Commenting on the results, Colin Lloyd, Chairman of Motivcom plc, said:

 

"The Group's diversified offering is providing some resilience in tough economic conditions. Current revenue visibility indicates that the full year will deliver modest growth, in line with the Board's expectations.

 

The Group has worked hard to continue developing new products in certain areas of the business, as well as securing new client wins during the period. The Board is confident that the Group's approach is maintaining its leading position in the market, and this confidence is demonstrated by the dividend increase of 30%."

 

For further information:

Motivcom

Sue Hocken

Tel: +44 (0) 845 053 5529

sue.hocken@motivcom.com

www.motivcom.com

 

Grant Thornton Corporate Finance

Philip Secrett / Daniela Amihood

Tel: +44 (0)207 383 5100

philip.j.secrett@gtuk.com

www.gtuk.com

 

Numis Securities Limited

David Poutney/James Serjeant

Tel: +44 (0)207 383 5100

 

Media enquiries:

Abchurch

Joanne Shears / Quincy Allan

Tel: +44 (0) 20 7398 7710

joanne.shears@abchurch-group.com

www.abchurch-group.com

 

Chairman's Statement

 

I am pleased to report the results for Motivcom for the six months to June 2012. Whilst these show a decline on the first half of 2011, this reflects timing differences of major contracts and the Group remains on course to deliver modest growth for the year, in line with the Board's expectations.

 

As in previous years the business balance between the two halves of the year is driven by the timing of key events and promotions which inevitably vary year on year. In 2012 there was certain activity associated with the Olympics and Paralympics where the revenues have fallen into the second half of the year.

 

The Group maintains a strong balance sheet with net cash of £5.15 million. Whilst the Group continues to look for earnings enhancing acquisitions we will not risk overpaying in an uncertain economic environment. In the absence of suitable acquisition opportunities the Group will seek alternative uses for its cash which are in the best interests of its shareholders.

 

Financial update

The results for the six month period show the Group's gross profit has decreased by 2% to £13,885,000 (2011: £14,148,000) producing a headline operating profit of £1,337,000 (2011: £1,554,000), a decrease of 14%. Headline profit before tax decreased by 13% to £1,317,000 (2011: £1,514,000) and headline basic earnings per share decreased by 13% to 3.28 pence (2011: 3.79 pence).

(Annotated region listings)

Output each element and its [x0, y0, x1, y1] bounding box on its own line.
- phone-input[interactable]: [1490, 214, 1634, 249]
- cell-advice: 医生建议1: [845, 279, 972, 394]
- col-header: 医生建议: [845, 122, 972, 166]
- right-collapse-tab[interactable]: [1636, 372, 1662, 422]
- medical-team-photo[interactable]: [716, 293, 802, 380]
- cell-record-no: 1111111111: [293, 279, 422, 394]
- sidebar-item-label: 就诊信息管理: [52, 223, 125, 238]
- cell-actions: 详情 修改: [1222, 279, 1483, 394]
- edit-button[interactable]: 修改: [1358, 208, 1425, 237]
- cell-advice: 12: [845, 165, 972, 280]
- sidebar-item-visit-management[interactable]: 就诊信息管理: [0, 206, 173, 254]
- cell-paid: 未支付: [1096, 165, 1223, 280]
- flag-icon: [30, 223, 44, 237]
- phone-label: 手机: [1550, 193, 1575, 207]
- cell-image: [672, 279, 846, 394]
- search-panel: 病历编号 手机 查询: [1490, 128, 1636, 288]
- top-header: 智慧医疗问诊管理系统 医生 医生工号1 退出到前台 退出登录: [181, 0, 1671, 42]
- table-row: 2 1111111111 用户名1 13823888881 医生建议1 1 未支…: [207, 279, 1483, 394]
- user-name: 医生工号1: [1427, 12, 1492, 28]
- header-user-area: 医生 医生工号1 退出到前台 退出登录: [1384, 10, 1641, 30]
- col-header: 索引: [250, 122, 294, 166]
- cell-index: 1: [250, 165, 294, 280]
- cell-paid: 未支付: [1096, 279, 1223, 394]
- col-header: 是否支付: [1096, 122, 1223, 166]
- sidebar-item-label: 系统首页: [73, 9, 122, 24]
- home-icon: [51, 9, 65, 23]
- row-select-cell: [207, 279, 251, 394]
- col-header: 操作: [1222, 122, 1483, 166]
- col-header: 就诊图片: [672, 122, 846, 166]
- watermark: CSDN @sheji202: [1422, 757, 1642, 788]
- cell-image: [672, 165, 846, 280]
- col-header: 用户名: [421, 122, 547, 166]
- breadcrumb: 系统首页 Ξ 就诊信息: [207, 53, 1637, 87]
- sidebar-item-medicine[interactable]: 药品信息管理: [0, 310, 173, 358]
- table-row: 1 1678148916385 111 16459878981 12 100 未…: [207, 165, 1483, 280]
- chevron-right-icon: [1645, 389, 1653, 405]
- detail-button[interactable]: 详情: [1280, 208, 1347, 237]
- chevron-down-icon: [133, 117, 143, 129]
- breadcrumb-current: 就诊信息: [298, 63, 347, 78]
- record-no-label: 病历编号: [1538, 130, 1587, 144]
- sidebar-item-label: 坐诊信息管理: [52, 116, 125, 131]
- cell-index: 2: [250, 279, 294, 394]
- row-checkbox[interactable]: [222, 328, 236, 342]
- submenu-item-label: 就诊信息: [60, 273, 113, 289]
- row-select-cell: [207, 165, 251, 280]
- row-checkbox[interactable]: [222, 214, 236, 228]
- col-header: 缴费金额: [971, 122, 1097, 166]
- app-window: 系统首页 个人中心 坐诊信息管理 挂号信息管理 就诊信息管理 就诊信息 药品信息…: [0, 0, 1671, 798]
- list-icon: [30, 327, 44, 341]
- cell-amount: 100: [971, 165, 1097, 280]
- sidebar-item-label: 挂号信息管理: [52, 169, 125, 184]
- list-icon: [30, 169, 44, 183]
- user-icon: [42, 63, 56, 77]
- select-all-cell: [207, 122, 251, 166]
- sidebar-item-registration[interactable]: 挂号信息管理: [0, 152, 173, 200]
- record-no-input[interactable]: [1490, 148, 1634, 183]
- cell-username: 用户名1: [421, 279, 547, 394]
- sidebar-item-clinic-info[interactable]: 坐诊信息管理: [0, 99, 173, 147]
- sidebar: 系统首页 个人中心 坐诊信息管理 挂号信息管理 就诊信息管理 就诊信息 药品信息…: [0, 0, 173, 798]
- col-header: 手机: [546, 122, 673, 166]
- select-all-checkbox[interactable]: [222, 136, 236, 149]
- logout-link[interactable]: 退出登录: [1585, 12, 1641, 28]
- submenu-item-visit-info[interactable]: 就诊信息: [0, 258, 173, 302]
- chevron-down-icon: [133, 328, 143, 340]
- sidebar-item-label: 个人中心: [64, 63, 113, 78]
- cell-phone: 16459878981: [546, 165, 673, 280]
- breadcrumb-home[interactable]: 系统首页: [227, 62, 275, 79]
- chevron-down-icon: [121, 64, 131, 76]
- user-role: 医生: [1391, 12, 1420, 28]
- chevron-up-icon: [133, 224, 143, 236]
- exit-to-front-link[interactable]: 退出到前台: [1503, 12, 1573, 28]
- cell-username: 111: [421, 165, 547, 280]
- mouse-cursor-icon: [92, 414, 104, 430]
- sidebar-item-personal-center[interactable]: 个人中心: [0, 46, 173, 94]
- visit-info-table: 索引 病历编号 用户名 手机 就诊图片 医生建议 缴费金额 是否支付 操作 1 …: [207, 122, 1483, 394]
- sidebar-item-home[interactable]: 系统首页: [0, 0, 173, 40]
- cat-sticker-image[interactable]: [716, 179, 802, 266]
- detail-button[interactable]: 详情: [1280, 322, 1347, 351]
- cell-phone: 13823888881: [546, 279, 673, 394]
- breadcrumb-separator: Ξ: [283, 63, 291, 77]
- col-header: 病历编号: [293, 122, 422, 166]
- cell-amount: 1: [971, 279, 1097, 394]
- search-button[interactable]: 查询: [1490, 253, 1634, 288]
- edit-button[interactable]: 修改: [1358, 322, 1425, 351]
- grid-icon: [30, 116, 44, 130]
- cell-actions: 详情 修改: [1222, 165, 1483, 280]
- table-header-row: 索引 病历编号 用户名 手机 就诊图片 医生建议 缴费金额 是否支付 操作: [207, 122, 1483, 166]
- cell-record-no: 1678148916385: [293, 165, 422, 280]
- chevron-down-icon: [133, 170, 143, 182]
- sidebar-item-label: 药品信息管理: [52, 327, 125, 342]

= Short exercise 1 =
Answer these questions about the Motivcom results release:
(a) What net cash does the Group report on its balance sheet?
(b) By what percentage was the dividend increased?
(c) What was headline basic earnings per share for the six-month period?
= Short exercise 2 =
Extend the Motivcom results release by writing the passage that comes after its final sentence.
The records are separate material and are not part of the Motivcom results release.

= Exercise output 1 =
(a) £5.15 million
(b) 30%
(c) 3.28 pence (2011: 3.79 pence)

= Exercise output 2 =
In view of the cash generative nature of the Group's business and the Board's confidence in the prospects of the Group, the Company proposes an interim dividend for the period to June 2012 of 1.5 pence, an increase of 30% (2011: 1.15 pence). This will be paid on 2 November 2012 to shareholders on the register at close of business on 5 October 2012. As I have detailed previously, the Board intends to continue its progressive dividend policy.

 

Divisional Reports

 

Motivation

The motivation division has delivered increased revenue and kept a tight control on costs; as a result operating profits have more than doubled.

 

Motivation programme activity was steady in the first half of the year with high levels of new business enquiries, particularly for employee engagement initiatives. This resulted in very pleasing new client wins from the Post Office, Royal Mail and Lloyds Banking Group which will contribute in the second half of the year and more significantly into 2013.

 

Our voucher / gift card business has continued to benefit from last year's technology investment and the resulting shift from paper vouchers to retailer gift cards. The improved functionality and lower distributions costs have helped grow volumes by 20% over the first half of 2011.

 

Our pre paid MasterCard product, Spree, has again grown with transaction values in the first half of the year of £82 million (2011: £69 million). Spree delivers retail saving at most key high street brands and is an example of a product that is thriving under current market conditions. The development of a generic solution called MySpree has enabled us to offer a low cost employee solution to the SME market. Following its launch in May 2012 three new corporate client programmes have launched. Further investment has been made in Spree Mobile which allows cardholders to check balances and load cards on the move so that they can fully benefit from the retail savings available. In due course this will also allow us to present specific mobile based retail offers based on the proximity of the cardholder to our retail partners.

 

Events & Communications

As expected, we have witnessed individual clients reducing their activity by curtailing the frequency or number of delegates. I am, however, pleased to report that our Event companies continue to develop new and ever more creative conferences, product launches and incentive rewards for over 100 top global brands. In addition we have taken a disciplined approach to our cost base in this area.

 

Our Venue Find business has seen a positive start to 2012 in terms of the volume of bookings with new client wins adding to future prospects. As a result of fewer delegate numbers and margin pressures, we are more or less on par with 2011. A further benefit of the new business wins has been to produce a more balanced, diverse and resilient client base with good potential for future growth. Goldserve, our global sales lead generation service, has delivered fewer enquiries than anticipated but has developed a new advertising revenue stream which we expect to deliver benefit in 2013.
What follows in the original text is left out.